• _Aim_: Find the lines holding "color" and copy them.

########################################

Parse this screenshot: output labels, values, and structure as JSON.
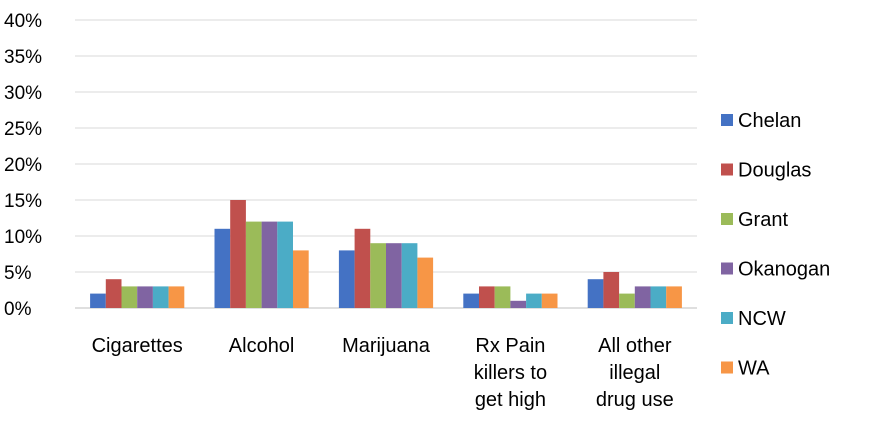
{
  "chart_data": {
    "type": "bar",
    "title": "",
    "xlabel": "",
    "ylabel": "",
    "ylim": [
      0,
      40
    ],
    "y_ticks": [
      "0%",
      "5%",
      "10%",
      "15%",
      "20%",
      "25%",
      "30%",
      "35%",
      "40%"
    ],
    "grid": true,
    "legend_position": "right",
    "categories": [
      [
        "Cigarettes"
      ],
      [
        "Alcohol"
      ],
      [
        "Marijuana"
      ],
      [
        "Rx Pain",
        "killers to",
        "get high"
      ],
      [
        "All other",
        "illegal",
        "drug use"
      ]
    ],
    "series": [
      {
        "name": "Chelan",
        "color": "#4472C4",
        "values": [
          2,
          11,
          8,
          2,
          4
        ]
      },
      {
        "name": "Douglas",
        "color": "#C0504D",
        "values": [
          4,
          15,
          11,
          3,
          5
        ]
      },
      {
        "name": "Grant",
        "color": "#9BBB59",
        "values": [
          3,
          12,
          9,
          3,
          2
        ]
      },
      {
        "name": "Okanogan",
        "color": "#8064A2",
        "values": [
          3,
          12,
          9,
          1,
          3
        ]
      },
      {
        "name": "NCW",
        "color": "#4BACC6",
        "values": [
          3,
          12,
          9,
          2,
          3
        ]
      },
      {
        "name": "WA",
        "color": "#F79646",
        "values": [
          3,
          8,
          7,
          2,
          3
        ]
      }
    ]
  }
}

########################################

• _Complete response_:
        "color": "#4472C4",
        "color": "#C0504D",
        "color": "#9BBB59",
        "color": "#8064A2",
        "color": "#4BACC6",
        "color": "#F79646",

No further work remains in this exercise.